→ STATED PROBLEM
Give only the number of lines that hold the word "ISSN".

→ EXTRACTED DATA
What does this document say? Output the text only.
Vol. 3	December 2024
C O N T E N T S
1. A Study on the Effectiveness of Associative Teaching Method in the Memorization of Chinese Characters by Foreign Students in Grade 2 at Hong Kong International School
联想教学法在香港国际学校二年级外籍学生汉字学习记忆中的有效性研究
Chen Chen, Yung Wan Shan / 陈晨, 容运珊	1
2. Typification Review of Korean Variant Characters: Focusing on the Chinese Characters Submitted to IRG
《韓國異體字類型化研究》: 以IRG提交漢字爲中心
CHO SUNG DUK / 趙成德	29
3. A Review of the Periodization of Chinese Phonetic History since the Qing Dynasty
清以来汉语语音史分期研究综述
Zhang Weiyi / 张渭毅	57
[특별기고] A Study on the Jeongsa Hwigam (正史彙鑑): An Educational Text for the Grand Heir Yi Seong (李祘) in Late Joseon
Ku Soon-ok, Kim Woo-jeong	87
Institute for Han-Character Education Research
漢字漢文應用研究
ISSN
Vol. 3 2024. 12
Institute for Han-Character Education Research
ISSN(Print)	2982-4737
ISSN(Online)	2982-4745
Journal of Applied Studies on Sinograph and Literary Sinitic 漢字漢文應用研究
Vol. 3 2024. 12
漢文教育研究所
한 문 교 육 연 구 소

→ EXERCISE RESPONSE
3